*What is required*:
Output every entry exactly as written.

Dataset entries on figures

--- BEGIN ---

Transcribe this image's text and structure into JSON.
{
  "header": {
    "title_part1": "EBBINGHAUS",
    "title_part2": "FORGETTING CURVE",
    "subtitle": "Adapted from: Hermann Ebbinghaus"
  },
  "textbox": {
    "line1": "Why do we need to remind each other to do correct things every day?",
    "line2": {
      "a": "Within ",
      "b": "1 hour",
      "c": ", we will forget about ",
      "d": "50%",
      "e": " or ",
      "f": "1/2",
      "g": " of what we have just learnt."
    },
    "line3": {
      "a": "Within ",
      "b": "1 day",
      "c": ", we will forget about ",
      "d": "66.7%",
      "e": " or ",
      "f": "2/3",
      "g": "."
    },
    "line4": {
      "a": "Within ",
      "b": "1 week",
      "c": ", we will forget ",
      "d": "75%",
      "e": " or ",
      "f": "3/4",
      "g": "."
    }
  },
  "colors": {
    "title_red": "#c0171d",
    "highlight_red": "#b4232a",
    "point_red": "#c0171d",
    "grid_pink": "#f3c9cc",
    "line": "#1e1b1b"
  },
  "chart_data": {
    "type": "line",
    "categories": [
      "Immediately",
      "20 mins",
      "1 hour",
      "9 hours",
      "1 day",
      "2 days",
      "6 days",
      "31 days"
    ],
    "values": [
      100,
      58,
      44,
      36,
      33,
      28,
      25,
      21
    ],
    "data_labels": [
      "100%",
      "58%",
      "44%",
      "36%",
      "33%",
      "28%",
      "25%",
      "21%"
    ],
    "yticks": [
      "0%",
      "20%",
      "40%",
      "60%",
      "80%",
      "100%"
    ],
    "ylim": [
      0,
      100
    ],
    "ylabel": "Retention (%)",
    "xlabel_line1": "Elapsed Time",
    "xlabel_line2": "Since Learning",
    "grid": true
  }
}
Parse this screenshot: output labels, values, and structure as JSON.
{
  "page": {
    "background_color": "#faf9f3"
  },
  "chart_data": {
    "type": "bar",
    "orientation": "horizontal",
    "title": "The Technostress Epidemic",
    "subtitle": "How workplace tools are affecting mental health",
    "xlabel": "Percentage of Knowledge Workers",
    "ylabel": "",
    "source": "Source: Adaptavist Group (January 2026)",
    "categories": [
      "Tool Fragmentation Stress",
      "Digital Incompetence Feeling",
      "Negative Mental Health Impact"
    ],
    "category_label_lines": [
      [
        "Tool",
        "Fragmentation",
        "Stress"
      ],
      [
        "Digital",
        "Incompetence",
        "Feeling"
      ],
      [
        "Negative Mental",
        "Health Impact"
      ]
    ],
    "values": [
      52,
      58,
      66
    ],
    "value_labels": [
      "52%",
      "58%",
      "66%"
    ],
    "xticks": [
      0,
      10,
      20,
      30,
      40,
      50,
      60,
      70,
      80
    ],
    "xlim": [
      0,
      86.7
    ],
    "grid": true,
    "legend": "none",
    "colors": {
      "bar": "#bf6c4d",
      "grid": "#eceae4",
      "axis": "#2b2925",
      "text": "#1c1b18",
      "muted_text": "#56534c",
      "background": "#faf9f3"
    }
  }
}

--- END ---

*Full response*:
Transcribe this image's text and structure into JSON.
{
  "header": {
    "title_part1": "EBBINGHAUS",
    "title_part2": "FORGETTING CURVE",
    "subtitle": "Adapted from: Hermann Ebbinghaus"
  },
  "textbox": {
    "line1": "Why do we need to remind each other to do correct things every day?",
    "line2": {
      "a": "Within ",
      "b": "1 hour",
      "c": ", we will forget about ",
      "d": "50%",
      "e": " or ",
      "f": "1/2",
      "g": " of what we have just learnt."
    },
    "line3": {
      "a": "Within ",
      "b": "1 day",
      "c": ", we will forget about ",
      "d": "66.7%",
      "e": " or ",
      "f": "2/3",
      "g": "."
    },
    "line4": {
      "a": "Within ",
      "b": "1 week",
      "c": ", we will forget ",
      "d": "75%",
      "e": " or ",
      "f": "3/4",
      "g": "."
    }
  },
  "colors": {
    "title_red": "#c0171d",
    "highlight_red": "#b4232a",
    "point_red": "#c0171d",
    "grid_pink": "#f3c9cc",
    "line": "#1e1b1b"
  },
  "chart_data": {
    "type": "line",
    "categories": [
      "Immediately",
      "20 mins",
      "1 hour",
      "9 hours",
      "1 day",
      "2 days",
      "6 days",
      "31 days"
    ],
    "values": [
      100,
      58,
      44,
      36,
      33,
      28,
      25,
      21
    ],
    "data_labels": [
      "100%",
      "58%",
      "44%",
      "36%",
      "33%",
      "28%",
      "25%",
      "21%"
    ],
    "yticks": [
      "0%",
      "20%",
      "40%",
      "60%",
      "80%",
      "100%"
    ],
    "ylim": [
      0,
      100
    ],
    "ylabel": "Retention (%)",
    "xlabel_line1": "Elapsed Time",
    "xlabel_line2": "Since Learning",
    "grid": true
  }
}
Parse this screenshot: output labels, values, and structure as JSON.
{
  "page": {
    "background_color": "#faf9f3"
  },
  "chart_data": {
    "type": "bar",
    "orientation": "horizontal",
    "title": "The Technostress Epidemic",
    "subtitle": "How workplace tools are affecting mental health",
    "xlabel": "Percentage of Knowledge Workers",
    "ylabel": "",
    "source": "Source: Adaptavist Group (January 2026)",
    "categories": [
      "Tool Fragmentation Stress",
      "Digital Incompetence Feeling",
      "Negative Mental Health Impact"
    ],
    "category_label_lines": [
      [
        "Tool",
        "Fragmentation",
        "Stress"
      ],
      [
        "Digital",
        "Incompetence",
        "Feeling"
      ],
      [
        "Negative Mental",
        "Health Impact"
      ]
    ],
    "values": [
      52,
      58,
      66
    ],
    "value_labels": [
      "52%",
      "58%",
      "66%"
    ],
    "xticks": [
      0,
      10,
      20,
      30,
      40,
      50,
      60,
      70,
      80
    ],
    "xlim": [
      0,
      86.7
    ],
    "grid": true,
    "legend": "none",
    "colors": {
      "bar": "#bf6c4d",
      "grid": "#eceae4",
      "axis": "#2b2925",
      "text": "#1c1b18",
      "muted_text": "#56534c",
      "background": "#faf9f3"
    }
  }
}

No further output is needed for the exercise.